→ Stated exercise:
Where a line holds "Усилители", copy it.

→ Record extracts:
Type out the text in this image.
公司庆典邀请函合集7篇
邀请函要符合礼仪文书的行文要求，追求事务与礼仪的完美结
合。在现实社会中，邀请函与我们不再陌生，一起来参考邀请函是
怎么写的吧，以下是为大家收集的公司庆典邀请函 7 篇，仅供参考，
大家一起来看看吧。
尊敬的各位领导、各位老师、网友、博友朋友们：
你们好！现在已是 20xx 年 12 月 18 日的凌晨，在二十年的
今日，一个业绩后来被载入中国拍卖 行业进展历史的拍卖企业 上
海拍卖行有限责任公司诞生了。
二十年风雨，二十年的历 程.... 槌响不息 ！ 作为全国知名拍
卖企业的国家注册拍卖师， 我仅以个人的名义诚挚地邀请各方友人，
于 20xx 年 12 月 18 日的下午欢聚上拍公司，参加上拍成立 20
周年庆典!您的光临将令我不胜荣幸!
==
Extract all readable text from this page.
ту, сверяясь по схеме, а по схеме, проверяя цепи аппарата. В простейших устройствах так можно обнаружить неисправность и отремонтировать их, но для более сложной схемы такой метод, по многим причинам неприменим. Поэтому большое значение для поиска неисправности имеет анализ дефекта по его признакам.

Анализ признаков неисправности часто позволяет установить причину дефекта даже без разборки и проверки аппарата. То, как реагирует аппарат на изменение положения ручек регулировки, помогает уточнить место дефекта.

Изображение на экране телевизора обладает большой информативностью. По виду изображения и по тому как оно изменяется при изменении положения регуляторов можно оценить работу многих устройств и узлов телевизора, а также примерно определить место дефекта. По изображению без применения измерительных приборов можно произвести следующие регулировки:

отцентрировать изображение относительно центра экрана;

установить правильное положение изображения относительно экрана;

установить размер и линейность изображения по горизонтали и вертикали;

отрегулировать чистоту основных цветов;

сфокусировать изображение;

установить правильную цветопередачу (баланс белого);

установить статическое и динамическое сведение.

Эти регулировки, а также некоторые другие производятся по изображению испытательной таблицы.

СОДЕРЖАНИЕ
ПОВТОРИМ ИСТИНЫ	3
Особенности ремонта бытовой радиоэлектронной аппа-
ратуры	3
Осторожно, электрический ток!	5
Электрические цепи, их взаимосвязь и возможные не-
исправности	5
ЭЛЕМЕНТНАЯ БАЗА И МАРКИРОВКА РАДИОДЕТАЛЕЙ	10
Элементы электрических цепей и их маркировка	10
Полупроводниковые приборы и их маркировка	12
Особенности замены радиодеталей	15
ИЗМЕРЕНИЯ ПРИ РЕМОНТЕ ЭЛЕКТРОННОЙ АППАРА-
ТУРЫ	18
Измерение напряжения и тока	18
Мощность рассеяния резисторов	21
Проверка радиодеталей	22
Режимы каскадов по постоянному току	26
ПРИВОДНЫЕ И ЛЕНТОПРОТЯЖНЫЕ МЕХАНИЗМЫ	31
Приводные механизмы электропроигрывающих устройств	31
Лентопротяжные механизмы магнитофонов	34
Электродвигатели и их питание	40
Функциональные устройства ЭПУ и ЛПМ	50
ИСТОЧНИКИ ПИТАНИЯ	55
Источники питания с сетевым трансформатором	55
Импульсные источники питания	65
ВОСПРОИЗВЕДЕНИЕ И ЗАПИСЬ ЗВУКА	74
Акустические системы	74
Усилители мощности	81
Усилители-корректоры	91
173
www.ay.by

→ Answer to this exercise:
Усилители мощности	81
Усилители-корректоры	91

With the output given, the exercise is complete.